# What is expected
Tally every line of the listing where the string "color" is found, and state the total alone.
━━━━━━━━━━━━━━━━━━━━
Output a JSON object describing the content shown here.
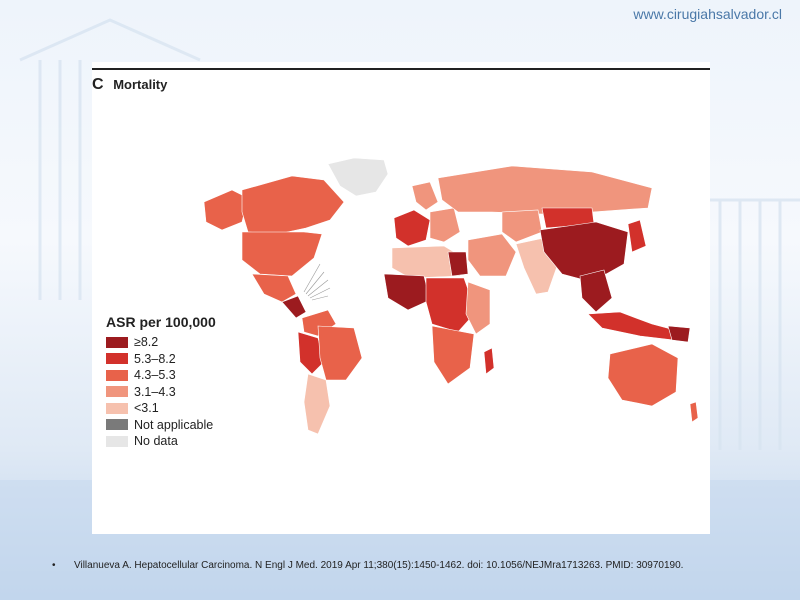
{
  "site_url": "www.cirugiahsalvador.cl",
  "figure": {
    "panel_letter": "C",
    "panel_title": "Mortality"
  },
  "legend": {
    "title": "ASR per 100,000",
    "items": [
      {
        "label": "≥8.2",
        "color": "#9c1b1f"
      },
      {
        "label": "5.3–8.2",
        "color": "#d2312b"
      },
      {
        "label": "4.3–5.3",
        "color": "#e8624a"
      },
      {
        "label": "3.1–4.3",
        "color": "#f0957d"
      },
      {
        "label": "<3.1",
        "color": "#f6c1ae"
      },
      {
        "label": "Not applicable",
        "color": "#7a7a7a"
      },
      {
        "label": "No data",
        "color": "#e6e6e6"
      }
    ]
  },
  "citation": {
    "bullet": "•",
    "text": "Villanueva A. Hepatocellular Carcinoma. N Engl J Med. 2019 Apr 11;380(15):1450-1462.  doi: 10.1056/NEJMra1713263.   PMID: 30970190."
  }
}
━━━━━━━━━━━━━━━━━━━━
# In response
7